» EXERCISE DETAILS: Lines that contain the string "character" are to be copied; leave out all others.
═════ DATA SHOWN ═════
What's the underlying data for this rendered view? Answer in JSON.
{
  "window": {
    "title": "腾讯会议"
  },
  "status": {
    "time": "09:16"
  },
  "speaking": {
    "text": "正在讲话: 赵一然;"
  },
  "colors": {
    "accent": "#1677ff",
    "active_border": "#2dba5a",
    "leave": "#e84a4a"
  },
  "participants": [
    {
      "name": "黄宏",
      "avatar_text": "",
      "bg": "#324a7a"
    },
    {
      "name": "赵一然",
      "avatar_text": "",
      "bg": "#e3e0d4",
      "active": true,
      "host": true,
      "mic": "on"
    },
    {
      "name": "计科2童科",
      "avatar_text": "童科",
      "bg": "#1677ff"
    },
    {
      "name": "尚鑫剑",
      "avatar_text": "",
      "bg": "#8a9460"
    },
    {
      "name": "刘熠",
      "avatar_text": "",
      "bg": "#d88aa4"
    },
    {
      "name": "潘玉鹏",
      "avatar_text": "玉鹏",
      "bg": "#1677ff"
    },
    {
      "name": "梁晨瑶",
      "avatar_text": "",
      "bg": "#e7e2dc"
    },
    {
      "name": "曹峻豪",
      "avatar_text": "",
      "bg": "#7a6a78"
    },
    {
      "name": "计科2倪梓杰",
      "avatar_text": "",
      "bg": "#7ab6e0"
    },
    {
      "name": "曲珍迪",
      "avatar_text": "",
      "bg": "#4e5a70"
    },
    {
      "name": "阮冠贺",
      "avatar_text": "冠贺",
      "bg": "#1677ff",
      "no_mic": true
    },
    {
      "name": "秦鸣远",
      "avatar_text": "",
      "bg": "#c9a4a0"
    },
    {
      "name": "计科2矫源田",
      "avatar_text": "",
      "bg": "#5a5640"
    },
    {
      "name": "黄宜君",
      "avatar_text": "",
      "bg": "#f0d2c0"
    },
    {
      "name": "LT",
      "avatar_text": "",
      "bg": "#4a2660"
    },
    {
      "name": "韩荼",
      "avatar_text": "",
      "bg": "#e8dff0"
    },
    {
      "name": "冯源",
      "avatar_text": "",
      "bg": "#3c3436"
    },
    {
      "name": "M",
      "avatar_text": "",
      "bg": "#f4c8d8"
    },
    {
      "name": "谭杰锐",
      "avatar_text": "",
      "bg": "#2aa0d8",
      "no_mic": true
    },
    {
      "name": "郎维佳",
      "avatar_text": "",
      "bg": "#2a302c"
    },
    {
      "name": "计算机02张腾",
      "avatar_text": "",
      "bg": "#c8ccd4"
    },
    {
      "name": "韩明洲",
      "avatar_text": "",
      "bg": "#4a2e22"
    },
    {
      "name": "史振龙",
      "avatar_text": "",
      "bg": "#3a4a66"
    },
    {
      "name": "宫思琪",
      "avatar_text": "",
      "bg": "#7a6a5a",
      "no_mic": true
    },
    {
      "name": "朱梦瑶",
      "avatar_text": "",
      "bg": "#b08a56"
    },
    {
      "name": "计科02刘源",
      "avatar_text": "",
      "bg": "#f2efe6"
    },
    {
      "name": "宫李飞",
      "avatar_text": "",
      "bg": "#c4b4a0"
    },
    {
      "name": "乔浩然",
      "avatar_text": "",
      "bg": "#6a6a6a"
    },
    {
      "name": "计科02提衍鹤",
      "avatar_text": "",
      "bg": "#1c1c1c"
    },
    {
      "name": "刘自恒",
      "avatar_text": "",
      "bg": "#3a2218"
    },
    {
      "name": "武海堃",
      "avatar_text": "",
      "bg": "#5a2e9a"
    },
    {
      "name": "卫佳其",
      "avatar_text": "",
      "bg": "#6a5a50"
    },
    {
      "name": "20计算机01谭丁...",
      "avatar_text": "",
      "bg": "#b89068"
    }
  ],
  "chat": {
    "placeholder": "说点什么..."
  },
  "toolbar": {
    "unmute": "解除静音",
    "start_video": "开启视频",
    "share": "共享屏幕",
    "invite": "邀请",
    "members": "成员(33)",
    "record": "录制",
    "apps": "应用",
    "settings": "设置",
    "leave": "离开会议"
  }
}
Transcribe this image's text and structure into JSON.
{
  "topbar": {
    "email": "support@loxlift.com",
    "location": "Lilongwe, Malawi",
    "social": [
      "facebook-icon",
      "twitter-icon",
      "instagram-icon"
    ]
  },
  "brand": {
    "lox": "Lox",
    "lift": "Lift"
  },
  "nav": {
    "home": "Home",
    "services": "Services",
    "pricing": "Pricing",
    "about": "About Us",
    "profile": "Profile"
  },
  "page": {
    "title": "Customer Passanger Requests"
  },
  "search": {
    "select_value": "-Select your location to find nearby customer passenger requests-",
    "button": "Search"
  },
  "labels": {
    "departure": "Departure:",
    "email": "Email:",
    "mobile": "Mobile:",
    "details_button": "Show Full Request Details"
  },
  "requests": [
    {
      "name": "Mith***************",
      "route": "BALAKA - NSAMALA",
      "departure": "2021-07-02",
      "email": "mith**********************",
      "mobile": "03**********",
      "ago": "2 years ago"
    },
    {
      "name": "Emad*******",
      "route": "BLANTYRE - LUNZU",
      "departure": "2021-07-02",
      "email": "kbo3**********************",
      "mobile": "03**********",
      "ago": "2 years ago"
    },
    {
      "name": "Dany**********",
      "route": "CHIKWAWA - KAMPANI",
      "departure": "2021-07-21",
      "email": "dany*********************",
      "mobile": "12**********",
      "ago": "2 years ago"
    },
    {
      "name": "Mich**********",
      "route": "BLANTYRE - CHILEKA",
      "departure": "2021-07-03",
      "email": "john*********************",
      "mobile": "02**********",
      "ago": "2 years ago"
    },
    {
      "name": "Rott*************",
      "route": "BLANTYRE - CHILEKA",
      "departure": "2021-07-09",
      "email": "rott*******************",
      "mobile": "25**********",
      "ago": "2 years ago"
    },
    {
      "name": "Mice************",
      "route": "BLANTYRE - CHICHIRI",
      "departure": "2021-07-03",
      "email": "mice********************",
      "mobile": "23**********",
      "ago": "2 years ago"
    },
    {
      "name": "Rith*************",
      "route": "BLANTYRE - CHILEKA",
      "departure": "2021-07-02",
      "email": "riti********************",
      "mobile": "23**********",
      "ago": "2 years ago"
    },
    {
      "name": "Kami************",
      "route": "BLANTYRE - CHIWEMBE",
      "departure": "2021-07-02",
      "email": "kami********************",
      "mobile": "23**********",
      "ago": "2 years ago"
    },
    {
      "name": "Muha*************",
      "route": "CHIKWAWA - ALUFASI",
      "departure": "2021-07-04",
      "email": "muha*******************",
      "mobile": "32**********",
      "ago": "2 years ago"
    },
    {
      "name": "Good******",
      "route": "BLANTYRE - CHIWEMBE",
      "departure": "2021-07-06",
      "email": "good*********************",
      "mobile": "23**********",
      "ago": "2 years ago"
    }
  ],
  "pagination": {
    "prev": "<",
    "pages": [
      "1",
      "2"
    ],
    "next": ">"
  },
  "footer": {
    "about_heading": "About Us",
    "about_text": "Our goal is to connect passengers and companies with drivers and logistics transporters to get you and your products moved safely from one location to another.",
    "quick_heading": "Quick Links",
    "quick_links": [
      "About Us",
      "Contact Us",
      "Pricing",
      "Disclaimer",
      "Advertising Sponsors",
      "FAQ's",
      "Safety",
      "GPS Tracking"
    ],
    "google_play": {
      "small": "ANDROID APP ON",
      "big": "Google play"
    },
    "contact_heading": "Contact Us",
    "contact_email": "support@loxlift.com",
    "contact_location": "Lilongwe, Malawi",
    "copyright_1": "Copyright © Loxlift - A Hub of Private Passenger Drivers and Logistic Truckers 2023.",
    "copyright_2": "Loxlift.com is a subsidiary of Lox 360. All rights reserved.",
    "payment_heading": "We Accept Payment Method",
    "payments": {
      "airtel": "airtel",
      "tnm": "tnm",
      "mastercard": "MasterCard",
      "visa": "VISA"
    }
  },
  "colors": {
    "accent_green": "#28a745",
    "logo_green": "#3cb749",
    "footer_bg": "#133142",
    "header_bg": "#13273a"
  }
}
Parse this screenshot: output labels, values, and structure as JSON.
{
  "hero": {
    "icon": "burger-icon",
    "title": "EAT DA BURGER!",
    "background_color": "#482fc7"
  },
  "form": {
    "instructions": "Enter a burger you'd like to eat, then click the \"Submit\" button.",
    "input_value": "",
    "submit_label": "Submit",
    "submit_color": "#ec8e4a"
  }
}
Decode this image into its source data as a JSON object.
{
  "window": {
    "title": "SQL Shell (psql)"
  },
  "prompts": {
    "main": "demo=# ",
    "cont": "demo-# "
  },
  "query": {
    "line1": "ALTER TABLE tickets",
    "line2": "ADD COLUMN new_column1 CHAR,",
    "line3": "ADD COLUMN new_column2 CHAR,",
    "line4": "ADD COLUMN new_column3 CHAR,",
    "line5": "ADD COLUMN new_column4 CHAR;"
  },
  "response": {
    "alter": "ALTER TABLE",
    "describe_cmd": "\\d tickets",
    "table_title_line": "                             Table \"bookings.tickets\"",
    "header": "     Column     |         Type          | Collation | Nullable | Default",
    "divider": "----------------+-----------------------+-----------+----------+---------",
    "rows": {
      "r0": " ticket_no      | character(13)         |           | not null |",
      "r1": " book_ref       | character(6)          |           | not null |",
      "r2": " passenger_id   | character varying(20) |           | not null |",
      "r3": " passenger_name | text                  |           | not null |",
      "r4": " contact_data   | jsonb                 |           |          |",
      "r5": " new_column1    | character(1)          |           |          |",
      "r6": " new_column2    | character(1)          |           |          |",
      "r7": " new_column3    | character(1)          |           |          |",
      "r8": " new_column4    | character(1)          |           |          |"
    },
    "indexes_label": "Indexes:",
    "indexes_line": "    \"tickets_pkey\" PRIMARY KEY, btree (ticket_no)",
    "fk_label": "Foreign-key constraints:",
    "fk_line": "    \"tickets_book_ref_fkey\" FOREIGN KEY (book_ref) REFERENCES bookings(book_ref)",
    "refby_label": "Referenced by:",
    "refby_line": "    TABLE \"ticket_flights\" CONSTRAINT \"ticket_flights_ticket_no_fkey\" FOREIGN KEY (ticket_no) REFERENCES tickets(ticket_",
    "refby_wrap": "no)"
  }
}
═════
» THE RESULT:
      "r0": " ticket_no      | character(13)         |           | not null |",
      "r1": " book_ref       | character(6)          |           | not null |",
      "r2": " passenger_id   | character varying(20) |           | not null |",
      "r5": " new_column1    | character(1)          |           |          |",
      "r6": " new_column2    | character(1)          |           |          |",
      "r7": " new_column3    | character(1)          |           |          |",
      "r8": " new_column4    | character(1)          |           |          |"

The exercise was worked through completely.